Of the lines in this listing, how many contain the word "Provider"? Give the number and nothing else.

*** Task data ***

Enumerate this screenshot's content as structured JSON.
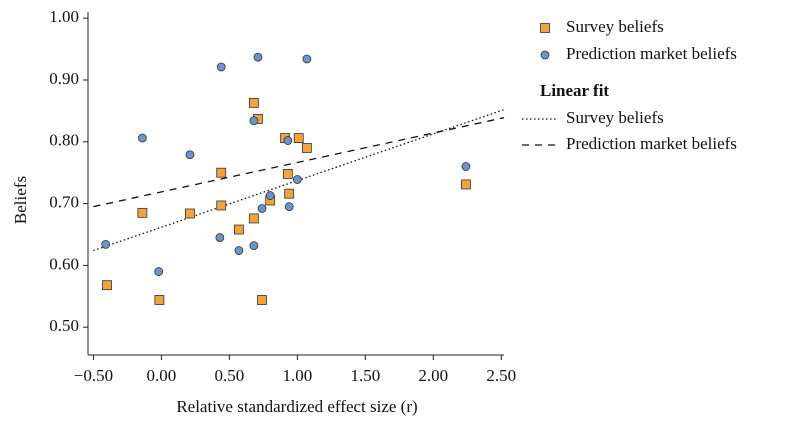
{
  "chart_data": {
    "type": "scatter",
    "x_label": "Relative standardized effect size (r)",
    "y_label": "Beliefs",
    "xlim": [
      -0.54,
      2.52
    ],
    "ylim": [
      0.455,
      1.01
    ],
    "xticks": [
      {
        "value": -0.5,
        "label": "−0.50"
      },
      {
        "value": 0,
        "label": "0.00"
      },
      {
        "value": 0.5,
        "label": "0.50"
      },
      {
        "value": 1,
        "label": "1.00"
      },
      {
        "value": 1.5,
        "label": "1.50"
      },
      {
        "value": 2,
        "label": "2.00"
      },
      {
        "value": 2.5,
        "label": "2.50"
      }
    ],
    "yticks": [
      {
        "value": 0.5,
        "label": "0.50"
      },
      {
        "value": 0.6,
        "label": "0.60"
      },
      {
        "value": 0.7,
        "label": "0.70"
      },
      {
        "value": 0.8,
        "label": "0.80"
      },
      {
        "value": 0.9,
        "label": "0.90"
      },
      {
        "value": 1,
        "label": "1.00"
      }
    ],
    "series": [
      {
        "name": "Survey beliefs",
        "color": "#f2a43c",
        "marker": "square",
        "x": [
          -0.4,
          -0.14,
          -0.015,
          0.21,
          0.44,
          0.44,
          0.57,
          0.68,
          0.71,
          0.68,
          0.74,
          0.8,
          0.91,
          0.93,
          0.94,
          1.01,
          1.07,
          2.24
        ],
        "values": [
          0.568,
          0.685,
          0.544,
          0.684,
          0.75,
          0.697,
          0.658,
          0.863,
          0.837,
          0.676,
          0.544,
          0.705,
          0.806,
          0.748,
          0.716,
          0.806,
          0.79,
          0.731
        ]
      },
      {
        "name": "Prediction market beliefs",
        "color": "#6b96cc",
        "marker": "circle",
        "x": [
          -0.41,
          -0.14,
          -0.02,
          0.21,
          0.44,
          0.43,
          0.57,
          0.68,
          0.71,
          0.68,
          0.74,
          0.8,
          0.93,
          0.94,
          1.0,
          1.07,
          2.24
        ],
        "values": [
          0.634,
          0.806,
          0.59,
          0.779,
          0.921,
          0.645,
          0.624,
          0.834,
          0.937,
          0.632,
          0.692,
          0.713,
          0.802,
          0.695,
          0.739,
          0.934,
          0.76
        ]
      }
    ],
    "fit_title": "Linear fit",
    "fits": [
      {
        "name": "Survey beliefs",
        "dash": "dotted",
        "x": [
          -0.5,
          2.52
        ],
        "values": [
          0.624,
          0.852
        ]
      },
      {
        "name": "Prediction market beliefs",
        "dash": "dashed",
        "x": [
          -0.5,
          2.52
        ],
        "values": [
          0.695,
          0.839
        ]
      }
    ]
  }
}
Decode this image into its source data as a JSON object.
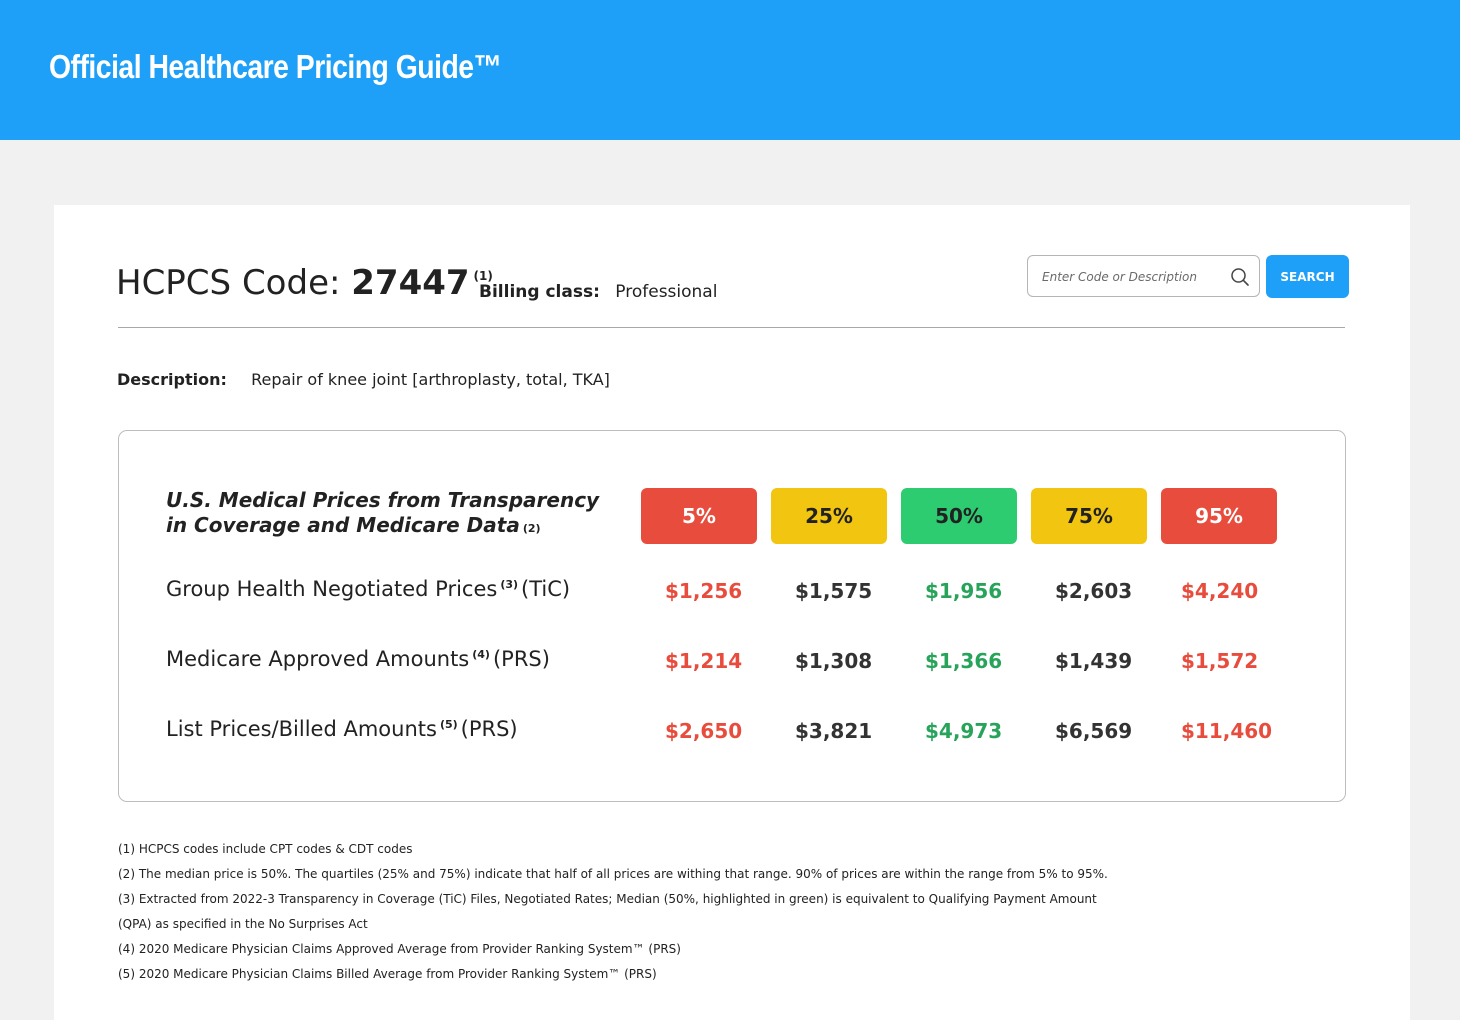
{
  "header": {
    "title": "Official Healthcare Pricing Guide™"
  },
  "code": {
    "label": "HCPCS Code:",
    "value": "27447",
    "footnote": "(1)"
  },
  "billing": {
    "label": "Billing class:",
    "value": "Professional"
  },
  "search": {
    "placeholder": "Enter Code or Description",
    "button_label": "SEARCH",
    "icon": "search-icon"
  },
  "description": {
    "label": "Description:",
    "value": "Repair of knee joint [arthroplasty, total, TKA]"
  },
  "prices": {
    "title": "U.S. Medical Prices from Transparency in Coverage and Medicare Data",
    "title_footnote": "(2)",
    "percentiles": [
      {
        "label": "5%",
        "color": "#e84c3d",
        "text_color": "#ffffff"
      },
      {
        "label": "25%",
        "color": "#f2c511",
        "text_color": "#222222"
      },
      {
        "label": "50%",
        "color": "#2ecc71",
        "text_color": "#222222"
      },
      {
        "label": "75%",
        "color": "#f2c511",
        "text_color": "#222222"
      },
      {
        "label": "95%",
        "color": "#e84c3d",
        "text_color": "#ffffff"
      }
    ],
    "value_colors": [
      "#e84c3d",
      "#333333",
      "#27a35a",
      "#333333",
      "#e84c3d"
    ],
    "rows": [
      {
        "label": "Group Health Negotiated Prices",
        "footnote": "(3)",
        "suffix": "(TiC)",
        "values": [
          "$1,256",
          "$1,575",
          "$1,956",
          "$2,603",
          "$4,240"
        ]
      },
      {
        "label": "Medicare Approved Amounts",
        "footnote": "(4)",
        "suffix": "(PRS)",
        "values": [
          "$1,214",
          "$1,308",
          "$1,366",
          "$1,439",
          "$1,572"
        ]
      },
      {
        "label": "List Prices/Billed Amounts",
        "footnote": "(5)",
        "suffix": "(PRS)",
        "values": [
          "$2,650",
          "$3,821",
          "$4,973",
          "$6,569",
          "$11,460"
        ]
      }
    ]
  },
  "footnotes": [
    "(1) HCPCS codes include CPT codes & CDT codes",
    "(2) The median price is 50%. The quartiles (25% and 75%) indicate that half of all prices are withing that range. 90% of prices are within the range from 5% to 95%.",
    "(3) Extracted from 2022-3 Transparency in Coverage (TiC) Files, Negotiated Rates; Median (50%, highlighted in green) is equivalent to Qualifying Payment Amount (QPA) as specified in the No Surprises Act",
    "(4) 2020 Medicare Physician Claims Approved Average from Provider Ranking System™ (PRS)",
    "(5) 2020 Medicare Physician Claims Billed Average from Provider Ranking System™ (PRS)"
  ]
}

***

Task output: 2